Repeat the material exactly, leaving nothing out.

-- START Provided data --

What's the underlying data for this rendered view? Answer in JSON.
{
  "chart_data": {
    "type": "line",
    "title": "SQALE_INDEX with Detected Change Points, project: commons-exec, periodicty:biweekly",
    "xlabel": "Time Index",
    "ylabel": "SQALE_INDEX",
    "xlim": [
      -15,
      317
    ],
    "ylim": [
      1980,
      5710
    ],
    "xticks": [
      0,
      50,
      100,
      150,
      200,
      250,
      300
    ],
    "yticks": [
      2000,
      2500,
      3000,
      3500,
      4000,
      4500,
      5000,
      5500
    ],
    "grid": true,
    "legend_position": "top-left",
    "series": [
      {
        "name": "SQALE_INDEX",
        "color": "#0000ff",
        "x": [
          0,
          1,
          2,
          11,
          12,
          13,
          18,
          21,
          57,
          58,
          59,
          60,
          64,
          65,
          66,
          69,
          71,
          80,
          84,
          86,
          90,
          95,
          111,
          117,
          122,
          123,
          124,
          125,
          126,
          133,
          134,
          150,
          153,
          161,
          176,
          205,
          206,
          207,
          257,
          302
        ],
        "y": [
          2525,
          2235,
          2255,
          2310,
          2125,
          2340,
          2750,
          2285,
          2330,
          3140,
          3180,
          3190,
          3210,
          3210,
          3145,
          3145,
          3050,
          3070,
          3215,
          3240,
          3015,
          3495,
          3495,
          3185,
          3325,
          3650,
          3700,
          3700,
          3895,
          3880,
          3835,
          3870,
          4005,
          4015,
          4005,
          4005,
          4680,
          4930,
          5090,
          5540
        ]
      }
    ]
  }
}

-- END Provided data --

**The completed task:**
What's the underlying data for this rendered view? Answer in JSON.
{
  "chart_data": {
    "type": "line",
    "title": "SQALE_INDEX with Detected Change Points, project: commons-exec, periodicty:biweekly",
    "xlabel": "Time Index",
    "ylabel": "SQALE_INDEX",
    "xlim": [
      -15,
      317
    ],
    "ylim": [
      1980,
      5710
    ],
    "xticks": [
      0,
      50,
      100,
      150,
      200,
      250,
      300
    ],
    "yticks": [
      2000,
      2500,
      3000,
      3500,
      4000,
      4500,
      5000,
      5500
    ],
    "grid": true,
    "legend_position": "top-left",
    "series": [
      {
        "name": "SQALE_INDEX",
        "color": "#0000ff",
        "x": [
          0,
          1,
          2,
          11,
          12,
          13,
          18,
          21,
          57,
          58,
          59,
          60,
          64,
          65,
          66,
          69,
          71,
          80,
          84,
          86,
          90,
          95,
          111,
          117,
          122,
          123,
          124,
          125,
          126,
          133,
          134,
          150,
          153,
          161,
          176,
          205,
          206,
          207,
          257,
          302
        ],
        "y": [
          2525,
          2235,
          2255,
          2310,
          2125,
          2340,
          2750,
          2285,
          2330,
          3140,
          3180,
          3190,
          3210,
          3210,
          3145,
          3145,
          3050,
          3070,
          3215,
          3240,
          3015,
          3495,
          3495,
          3185,
          3325,
          3650,
          3700,
          3700,
          3895,
          3880,
          3835,
          3870,
          4005,
          4015,
          4005,
          4005,
          4680,
          4930,
          5090,
          5540
        ]
      }
    ]
  }
}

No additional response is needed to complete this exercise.